■ PROBLEM REQUIREMENTS
Print all entries word for word.
=== MATERIAL SHOWN ===
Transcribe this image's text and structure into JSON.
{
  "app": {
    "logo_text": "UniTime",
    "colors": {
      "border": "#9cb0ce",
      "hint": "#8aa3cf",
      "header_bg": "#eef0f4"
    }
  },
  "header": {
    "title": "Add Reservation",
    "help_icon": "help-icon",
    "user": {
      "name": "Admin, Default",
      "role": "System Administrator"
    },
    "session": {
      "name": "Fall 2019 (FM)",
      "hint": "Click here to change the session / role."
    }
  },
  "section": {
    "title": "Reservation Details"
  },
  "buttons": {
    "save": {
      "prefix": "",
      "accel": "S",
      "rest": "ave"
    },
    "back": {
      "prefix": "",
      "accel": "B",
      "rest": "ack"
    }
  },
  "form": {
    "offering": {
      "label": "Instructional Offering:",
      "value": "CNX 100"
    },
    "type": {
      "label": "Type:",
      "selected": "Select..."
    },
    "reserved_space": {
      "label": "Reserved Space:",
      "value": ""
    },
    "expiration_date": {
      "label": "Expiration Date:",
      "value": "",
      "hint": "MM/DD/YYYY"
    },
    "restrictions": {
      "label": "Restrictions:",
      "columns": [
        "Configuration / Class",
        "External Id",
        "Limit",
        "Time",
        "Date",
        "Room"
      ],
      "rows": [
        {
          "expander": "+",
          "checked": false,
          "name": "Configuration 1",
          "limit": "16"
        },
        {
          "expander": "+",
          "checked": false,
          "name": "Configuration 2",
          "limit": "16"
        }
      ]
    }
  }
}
===
■ REPLY TO THE TASK
Transcribe this image's text and structure into JSON.
{
  "app": {
    "logo_text": "UniTime",
    "colors": {
      "border": "#9cb0ce",
      "hint": "#8aa3cf",
      "header_bg": "#eef0f4"
    }
  },
  "header": {
    "title": "Add Reservation",
    "help_icon": "help-icon",
    "user": {
      "name": "Admin, Default",
      "role": "System Administrator"
    },
    "session": {
      "name": "Fall 2019 (FM)",
      "hint": "Click here to change the session / role."
    }
  },
  "section": {
    "title": "Reservation Details"
  },
  "buttons": {
    "save": {
      "prefix": "",
      "accel": "S",
      "rest": "ave"
    },
    "back": {
      "prefix": "",
      "accel": "B",
      "rest": "ack"
    }
  },
  "form": {
    "offering": {
      "label": "Instructional Offering:",
      "value": "CNX 100"
    },
    "type": {
      "label": "Type:",
      "selected": "Select..."
    },
    "reserved_space": {
      "label": "Reserved Space:",
      "value": ""
    },
    "expiration_date": {
      "label": "Expiration Date:",
      "value": "",
      "hint": "MM/DD/YYYY"
    },
    "restrictions": {
      "label": "Restrictions:",
      "columns": [
        "Configuration / Class",
        "External Id",
        "Limit",
        "Time",
        "Date",
        "Room"
      ],
      "rows": [
        {
          "expander": "+",
          "checked": false,
          "name": "Configuration 1",
          "limit": "16"
        },
        {
          "expander": "+",
          "checked": false,
          "name": "Configuration 2",
          "limit": "16"
        }
      ]
    }
  }
}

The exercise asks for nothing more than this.